Short problem: In the entries below, find every line holding the string "潍坊政安潍坊治安防火中心的专业老师在诸城市图书馆多媒体" and collect it.

Records for the task:
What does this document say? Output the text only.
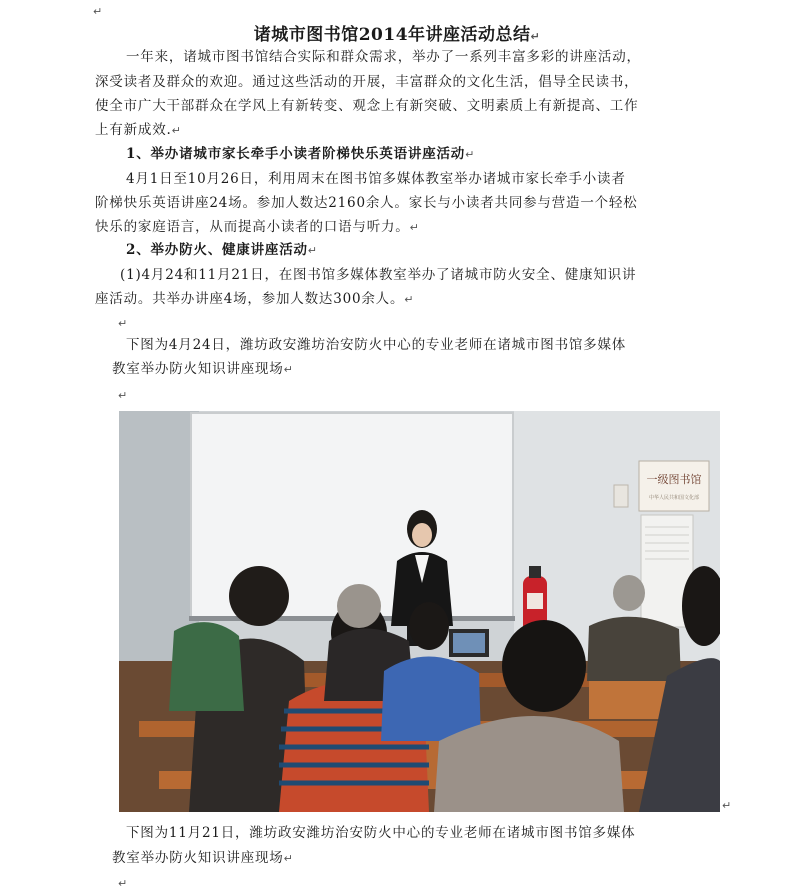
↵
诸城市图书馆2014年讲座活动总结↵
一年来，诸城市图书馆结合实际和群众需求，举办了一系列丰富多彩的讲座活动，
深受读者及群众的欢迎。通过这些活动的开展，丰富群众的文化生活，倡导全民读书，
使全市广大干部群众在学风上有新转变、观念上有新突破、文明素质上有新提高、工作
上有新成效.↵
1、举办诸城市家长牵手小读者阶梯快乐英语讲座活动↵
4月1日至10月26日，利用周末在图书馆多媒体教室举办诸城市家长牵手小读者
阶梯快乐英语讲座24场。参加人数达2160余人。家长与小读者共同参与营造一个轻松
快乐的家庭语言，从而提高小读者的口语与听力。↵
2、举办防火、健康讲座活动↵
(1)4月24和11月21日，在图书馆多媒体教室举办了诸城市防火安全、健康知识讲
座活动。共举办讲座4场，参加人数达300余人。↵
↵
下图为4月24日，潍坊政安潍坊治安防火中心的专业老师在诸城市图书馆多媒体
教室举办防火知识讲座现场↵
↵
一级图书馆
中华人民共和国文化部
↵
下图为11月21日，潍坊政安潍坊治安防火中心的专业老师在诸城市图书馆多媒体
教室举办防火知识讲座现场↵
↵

Exercise solution:
下图为4月24日，潍坊政安潍坊治安防火中心的专业老师在诸城市图书馆多媒体
下图为11月21日，潍坊政安潍坊治安防火中心的专业老师在诸城市图书馆多媒体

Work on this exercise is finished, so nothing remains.